+++ Given records +++

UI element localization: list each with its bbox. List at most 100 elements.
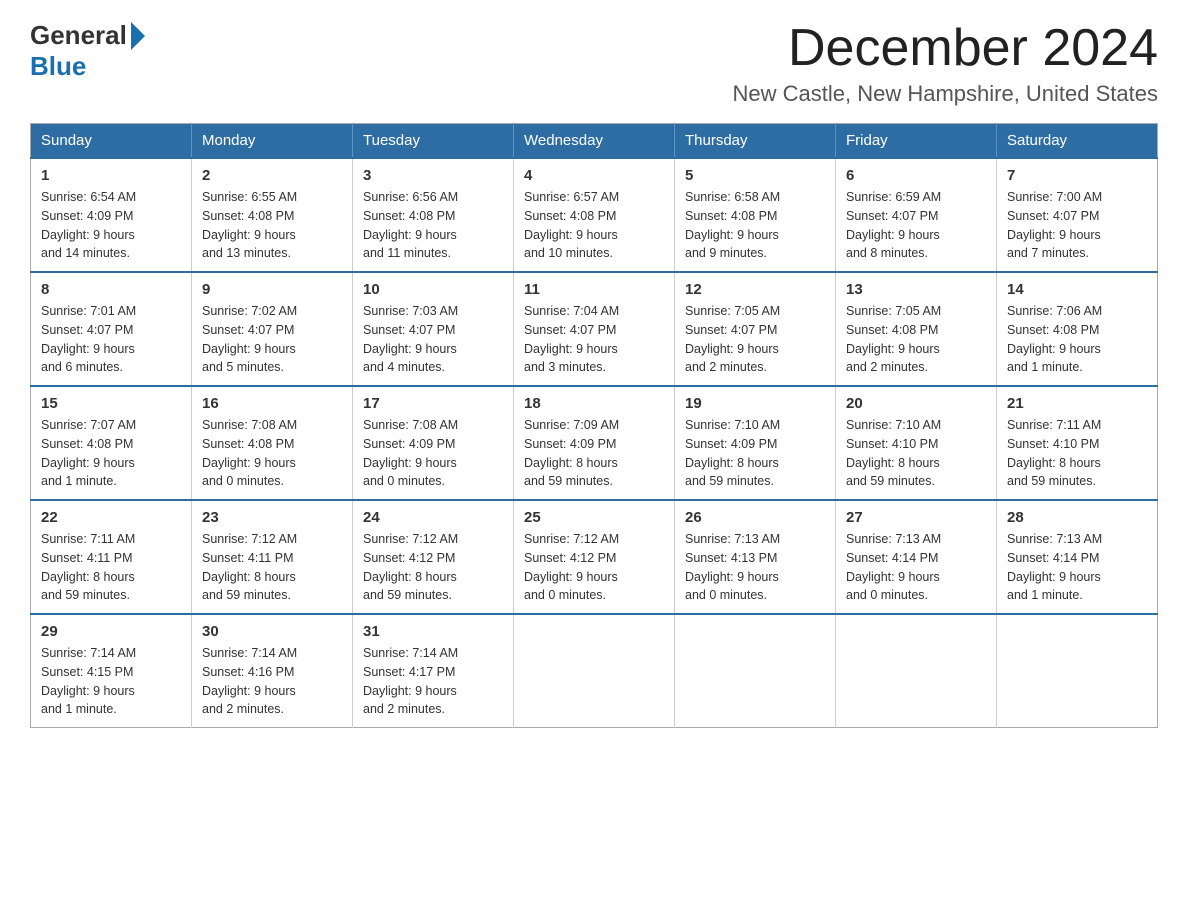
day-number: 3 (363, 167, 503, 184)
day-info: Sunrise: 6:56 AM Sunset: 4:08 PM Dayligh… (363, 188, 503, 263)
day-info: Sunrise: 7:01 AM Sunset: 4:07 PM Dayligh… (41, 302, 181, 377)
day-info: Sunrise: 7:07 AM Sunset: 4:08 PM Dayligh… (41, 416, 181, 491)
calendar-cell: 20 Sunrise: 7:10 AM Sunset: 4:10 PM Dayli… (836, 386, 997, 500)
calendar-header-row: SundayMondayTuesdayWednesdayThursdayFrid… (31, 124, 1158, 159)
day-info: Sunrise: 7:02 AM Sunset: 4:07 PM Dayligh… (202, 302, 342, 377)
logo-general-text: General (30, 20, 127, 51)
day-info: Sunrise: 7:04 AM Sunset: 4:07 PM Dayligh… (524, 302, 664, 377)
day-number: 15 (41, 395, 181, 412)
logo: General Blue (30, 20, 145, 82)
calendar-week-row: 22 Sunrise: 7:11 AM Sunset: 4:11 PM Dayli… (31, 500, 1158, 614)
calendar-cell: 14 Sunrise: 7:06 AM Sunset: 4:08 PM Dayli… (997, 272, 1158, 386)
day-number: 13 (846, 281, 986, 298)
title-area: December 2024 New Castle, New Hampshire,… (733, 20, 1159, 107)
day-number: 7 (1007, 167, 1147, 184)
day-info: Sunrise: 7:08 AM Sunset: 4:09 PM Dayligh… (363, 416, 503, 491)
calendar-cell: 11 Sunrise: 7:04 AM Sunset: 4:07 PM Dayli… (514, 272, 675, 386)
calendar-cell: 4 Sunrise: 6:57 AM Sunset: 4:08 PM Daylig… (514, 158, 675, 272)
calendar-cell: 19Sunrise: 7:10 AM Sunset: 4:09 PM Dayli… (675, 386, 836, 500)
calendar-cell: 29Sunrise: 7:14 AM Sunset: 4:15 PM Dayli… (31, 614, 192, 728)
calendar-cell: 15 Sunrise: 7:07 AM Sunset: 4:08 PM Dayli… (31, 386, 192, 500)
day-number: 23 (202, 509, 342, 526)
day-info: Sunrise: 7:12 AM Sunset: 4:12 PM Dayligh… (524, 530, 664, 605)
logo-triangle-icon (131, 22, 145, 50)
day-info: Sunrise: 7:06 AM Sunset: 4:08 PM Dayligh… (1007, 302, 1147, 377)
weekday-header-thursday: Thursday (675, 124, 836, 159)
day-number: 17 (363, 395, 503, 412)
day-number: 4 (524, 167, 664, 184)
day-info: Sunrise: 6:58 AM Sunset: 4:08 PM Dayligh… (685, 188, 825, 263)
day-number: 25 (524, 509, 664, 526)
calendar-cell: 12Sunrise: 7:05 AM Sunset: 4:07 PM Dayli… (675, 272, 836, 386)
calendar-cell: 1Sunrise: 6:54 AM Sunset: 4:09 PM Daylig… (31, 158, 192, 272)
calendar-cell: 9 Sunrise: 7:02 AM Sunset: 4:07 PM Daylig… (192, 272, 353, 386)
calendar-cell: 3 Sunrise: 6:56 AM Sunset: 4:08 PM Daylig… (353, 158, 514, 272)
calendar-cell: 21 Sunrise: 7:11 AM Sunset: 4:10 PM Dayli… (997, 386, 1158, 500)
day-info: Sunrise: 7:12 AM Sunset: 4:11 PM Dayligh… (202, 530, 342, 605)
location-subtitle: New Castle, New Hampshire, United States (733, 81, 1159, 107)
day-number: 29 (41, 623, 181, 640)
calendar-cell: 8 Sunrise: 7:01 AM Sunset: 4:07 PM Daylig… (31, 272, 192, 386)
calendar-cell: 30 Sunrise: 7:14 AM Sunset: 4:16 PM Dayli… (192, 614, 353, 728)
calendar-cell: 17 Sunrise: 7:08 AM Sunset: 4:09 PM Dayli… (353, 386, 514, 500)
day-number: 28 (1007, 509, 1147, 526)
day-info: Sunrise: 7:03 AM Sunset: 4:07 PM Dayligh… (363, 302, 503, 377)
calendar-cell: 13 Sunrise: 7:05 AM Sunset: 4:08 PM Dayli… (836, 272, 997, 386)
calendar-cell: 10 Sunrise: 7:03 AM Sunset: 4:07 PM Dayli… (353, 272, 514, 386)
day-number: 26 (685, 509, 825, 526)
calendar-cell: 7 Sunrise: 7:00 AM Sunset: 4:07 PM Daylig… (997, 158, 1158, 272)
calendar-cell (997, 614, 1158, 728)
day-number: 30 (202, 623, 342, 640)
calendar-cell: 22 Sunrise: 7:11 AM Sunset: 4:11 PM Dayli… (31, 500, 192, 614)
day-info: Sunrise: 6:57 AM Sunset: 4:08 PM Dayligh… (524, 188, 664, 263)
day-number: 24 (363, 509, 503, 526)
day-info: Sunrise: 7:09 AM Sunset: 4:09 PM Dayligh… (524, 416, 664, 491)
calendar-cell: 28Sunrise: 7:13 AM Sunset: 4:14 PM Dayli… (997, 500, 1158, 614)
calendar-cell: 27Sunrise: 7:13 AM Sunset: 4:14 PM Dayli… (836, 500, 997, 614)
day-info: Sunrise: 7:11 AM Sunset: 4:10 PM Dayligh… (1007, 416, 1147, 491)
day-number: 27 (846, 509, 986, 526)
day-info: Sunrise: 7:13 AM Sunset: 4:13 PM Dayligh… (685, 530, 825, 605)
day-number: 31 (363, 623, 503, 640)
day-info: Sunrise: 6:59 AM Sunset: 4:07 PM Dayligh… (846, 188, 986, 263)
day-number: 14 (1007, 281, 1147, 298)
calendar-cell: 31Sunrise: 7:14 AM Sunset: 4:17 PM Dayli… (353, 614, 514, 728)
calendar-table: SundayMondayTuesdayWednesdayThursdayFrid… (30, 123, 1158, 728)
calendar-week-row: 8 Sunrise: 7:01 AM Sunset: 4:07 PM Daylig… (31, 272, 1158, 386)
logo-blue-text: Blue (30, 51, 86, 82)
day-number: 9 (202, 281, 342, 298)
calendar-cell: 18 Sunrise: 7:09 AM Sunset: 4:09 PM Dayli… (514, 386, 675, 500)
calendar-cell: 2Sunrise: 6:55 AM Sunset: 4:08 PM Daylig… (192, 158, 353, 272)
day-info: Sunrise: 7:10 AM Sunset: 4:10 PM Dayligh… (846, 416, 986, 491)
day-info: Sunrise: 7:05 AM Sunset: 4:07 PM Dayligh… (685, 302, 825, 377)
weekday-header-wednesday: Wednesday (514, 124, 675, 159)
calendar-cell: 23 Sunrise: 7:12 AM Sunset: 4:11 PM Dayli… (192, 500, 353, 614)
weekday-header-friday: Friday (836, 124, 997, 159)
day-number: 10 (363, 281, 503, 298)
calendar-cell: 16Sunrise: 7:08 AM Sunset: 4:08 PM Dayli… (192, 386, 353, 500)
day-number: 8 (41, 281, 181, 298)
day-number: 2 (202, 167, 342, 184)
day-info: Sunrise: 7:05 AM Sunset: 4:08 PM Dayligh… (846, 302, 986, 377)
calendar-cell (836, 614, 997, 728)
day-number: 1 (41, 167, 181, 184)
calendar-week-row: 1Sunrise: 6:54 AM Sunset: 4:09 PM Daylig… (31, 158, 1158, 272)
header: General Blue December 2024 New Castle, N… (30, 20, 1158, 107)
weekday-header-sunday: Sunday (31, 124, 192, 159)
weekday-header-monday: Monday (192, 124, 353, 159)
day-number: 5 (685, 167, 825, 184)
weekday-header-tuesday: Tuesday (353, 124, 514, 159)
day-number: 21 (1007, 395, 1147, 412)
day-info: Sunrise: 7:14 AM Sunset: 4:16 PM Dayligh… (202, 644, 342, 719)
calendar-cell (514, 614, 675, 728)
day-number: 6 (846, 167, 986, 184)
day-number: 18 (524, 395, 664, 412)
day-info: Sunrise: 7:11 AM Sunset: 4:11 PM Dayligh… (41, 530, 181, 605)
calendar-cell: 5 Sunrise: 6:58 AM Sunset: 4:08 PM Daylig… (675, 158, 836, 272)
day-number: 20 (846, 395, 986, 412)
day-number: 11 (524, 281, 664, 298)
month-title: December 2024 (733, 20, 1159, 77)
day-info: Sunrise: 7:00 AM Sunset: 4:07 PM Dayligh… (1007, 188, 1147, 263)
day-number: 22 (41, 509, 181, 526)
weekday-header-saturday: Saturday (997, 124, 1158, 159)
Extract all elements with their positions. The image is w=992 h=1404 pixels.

+++
+++ Given records +++

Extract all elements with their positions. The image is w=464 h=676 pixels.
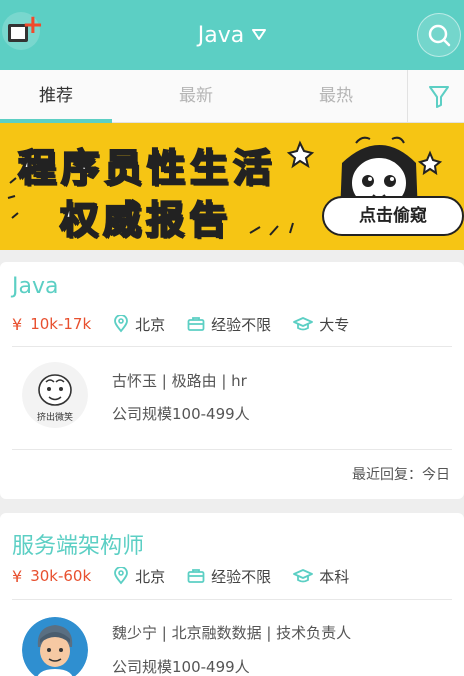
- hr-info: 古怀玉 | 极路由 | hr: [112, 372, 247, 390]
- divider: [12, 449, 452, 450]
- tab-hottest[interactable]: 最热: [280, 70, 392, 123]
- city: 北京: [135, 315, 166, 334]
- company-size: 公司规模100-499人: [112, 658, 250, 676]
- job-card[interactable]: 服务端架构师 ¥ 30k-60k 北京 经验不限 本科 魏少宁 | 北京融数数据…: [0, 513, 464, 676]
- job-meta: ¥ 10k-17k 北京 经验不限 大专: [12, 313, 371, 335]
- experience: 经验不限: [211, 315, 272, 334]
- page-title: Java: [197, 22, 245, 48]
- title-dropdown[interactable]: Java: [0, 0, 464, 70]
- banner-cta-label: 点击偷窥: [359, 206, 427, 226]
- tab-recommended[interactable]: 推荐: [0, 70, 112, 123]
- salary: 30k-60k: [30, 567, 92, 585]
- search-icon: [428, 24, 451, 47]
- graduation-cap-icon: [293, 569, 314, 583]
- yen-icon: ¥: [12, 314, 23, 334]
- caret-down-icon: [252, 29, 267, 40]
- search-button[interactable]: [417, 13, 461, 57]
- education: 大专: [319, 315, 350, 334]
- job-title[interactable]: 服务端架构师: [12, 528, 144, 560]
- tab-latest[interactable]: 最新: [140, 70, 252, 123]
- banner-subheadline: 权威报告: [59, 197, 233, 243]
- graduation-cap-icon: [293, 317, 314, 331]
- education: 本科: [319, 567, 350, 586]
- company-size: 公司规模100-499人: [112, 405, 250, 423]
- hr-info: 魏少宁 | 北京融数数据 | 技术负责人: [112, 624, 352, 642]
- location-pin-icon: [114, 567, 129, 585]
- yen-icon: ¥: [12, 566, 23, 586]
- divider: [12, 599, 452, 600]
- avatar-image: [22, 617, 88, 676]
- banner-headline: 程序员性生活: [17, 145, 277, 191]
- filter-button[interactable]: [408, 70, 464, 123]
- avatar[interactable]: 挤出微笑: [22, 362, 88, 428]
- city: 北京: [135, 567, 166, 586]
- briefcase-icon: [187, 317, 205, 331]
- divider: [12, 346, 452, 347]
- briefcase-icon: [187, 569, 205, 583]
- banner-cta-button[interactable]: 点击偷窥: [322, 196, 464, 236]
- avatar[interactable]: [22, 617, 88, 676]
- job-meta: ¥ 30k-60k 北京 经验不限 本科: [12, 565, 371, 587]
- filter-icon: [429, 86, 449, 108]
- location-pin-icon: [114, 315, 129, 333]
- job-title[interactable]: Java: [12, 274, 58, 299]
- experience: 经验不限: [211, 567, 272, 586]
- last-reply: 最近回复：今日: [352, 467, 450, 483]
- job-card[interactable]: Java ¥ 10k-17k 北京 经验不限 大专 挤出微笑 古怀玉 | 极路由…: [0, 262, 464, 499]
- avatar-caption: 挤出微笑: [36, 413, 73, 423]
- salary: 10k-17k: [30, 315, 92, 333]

+++

→ Written instruction
Please switch "Sunrise" to "Dawn" in the entries starting at the line with "day-number: 3 (363, 167, 503, 184)" and ending at the line with "calendar-week-row: 22 Sunrise: 7:11", leaving everything else unchanged. Give back only those lines.

→ Task result
day-number: 3 (363, 167, 503, 184)
day-info: Dawn: 6:56 AM Sunset: 4:08 PM Dayligh… (363, 188, 503, 263)
day-info: Dawn: 7:01 AM Sunset: 4:07 PM Dayligh… (41, 302, 181, 377)
day-info: Dawn: 7:07 AM Sunset: 4:08 PM Dayligh… (41, 416, 181, 491)
calendar-cell: 20 Dawn: 7:10 AM Sunset: 4:10 PM Dayli… (836, 386, 997, 500)
calendar-header-row: SundayMondayTuesdayWednesdayThursdayFrid… (31, 124, 1158, 159)
day-info: Dawn: 7:02 AM Sunset: 4:07 PM Dayligh… (202, 302, 342, 377)
logo-general-text: General (30, 20, 127, 51)
day-info: Dawn: 7:04 AM Sunset: 4:07 PM Dayligh… (524, 302, 664, 377)
day-number: 15 (41, 395, 181, 412)
logo: General Blue (30, 20, 145, 82)
calendar-week-row: 22 Dawn: 7:11 AM Sunset: 4:11 PM Dayli… (31, 500, 1158, 614)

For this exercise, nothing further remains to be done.